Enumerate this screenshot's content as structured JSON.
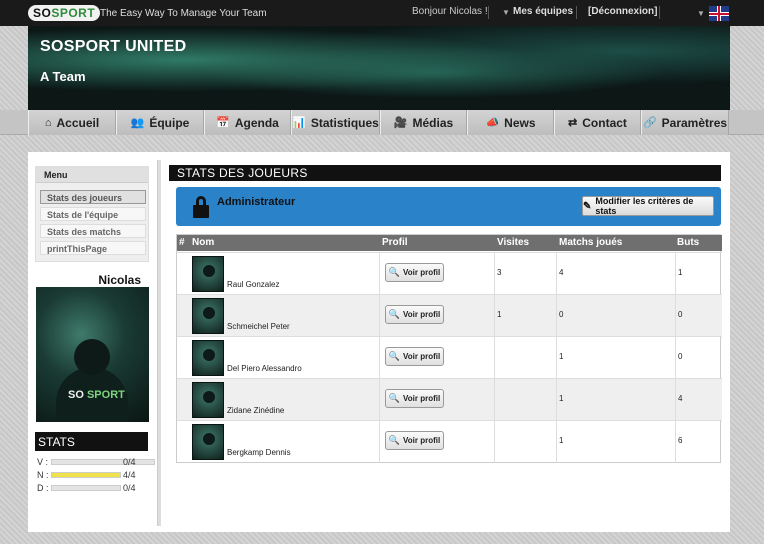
{
  "topbar": {
    "logo_so": "SO",
    "logo_sport": "SPORT",
    "tagline": "The Easy Way To Manage Your Team",
    "greeting": "Bonjour Nicolas !",
    "my_teams": "Mes équipes",
    "logout": "[Déconnexion]",
    "language_icon": "uk-flag-icon"
  },
  "banner": {
    "team_name": "SOSPORT UNITED",
    "team_sub": "A Team"
  },
  "nav": {
    "items": [
      {
        "label": "Accueil",
        "icon": "⌂"
      },
      {
        "label": "Équipe",
        "icon": "👥"
      },
      {
        "label": "Agenda",
        "icon": "📅"
      },
      {
        "label": "Statistiques",
        "icon": "📊"
      },
      {
        "label": "Médias",
        "icon": "🎥"
      },
      {
        "label": "News",
        "icon": "📣"
      },
      {
        "label": "Contact",
        "icon": "⇄"
      },
      {
        "label": "Paramètres",
        "icon": "🔗"
      }
    ]
  },
  "menu": {
    "title": "Menu",
    "items": [
      "Stats des joueurs",
      "Stats de l'équipe",
      "Stats des matchs",
      "printThisPage"
    ]
  },
  "profile": {
    "name": "Nicolas",
    "photo_brand_so": "SO",
    "photo_brand_sport": "SPORT"
  },
  "stats": {
    "title": "STATS",
    "rows": [
      {
        "label": "V :",
        "value": "0/4",
        "fraction": 0
      },
      {
        "label": "N :",
        "value": "4/4",
        "fraction": 1
      },
      {
        "label": "D :",
        "value": "0/4",
        "fraction": 0
      }
    ]
  },
  "content": {
    "section_title": "STATS DES JOUEURS",
    "admin_label": "Administrateur",
    "modify_button": "Modifier les critères de stats",
    "table": {
      "headers": [
        "#",
        "Nom",
        "Profil",
        "Visites",
        "Matchs joués",
        "Buts"
      ],
      "view_label": "Voir profil",
      "rows": [
        {
          "name": "Raul Gonzalez",
          "visits": "3",
          "matches": "4",
          "goals": "1"
        },
        {
          "name": "Schmeichel Peter",
          "visits": "1",
          "matches": "0",
          "goals": "0"
        },
        {
          "name": "Del Piero Alessandro",
          "visits": "",
          "matches": "1",
          "goals": "0"
        },
        {
          "name": "Zidane Zinédine",
          "visits": "",
          "matches": "1",
          "goals": "4"
        },
        {
          "name": "Bergkamp Dennis",
          "visits": "",
          "matches": "1",
          "goals": "6"
        }
      ]
    }
  }
}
====
List each line of the records that holds the string "content".

Enumerate this screenshot's content as structured JSON.
  "content": {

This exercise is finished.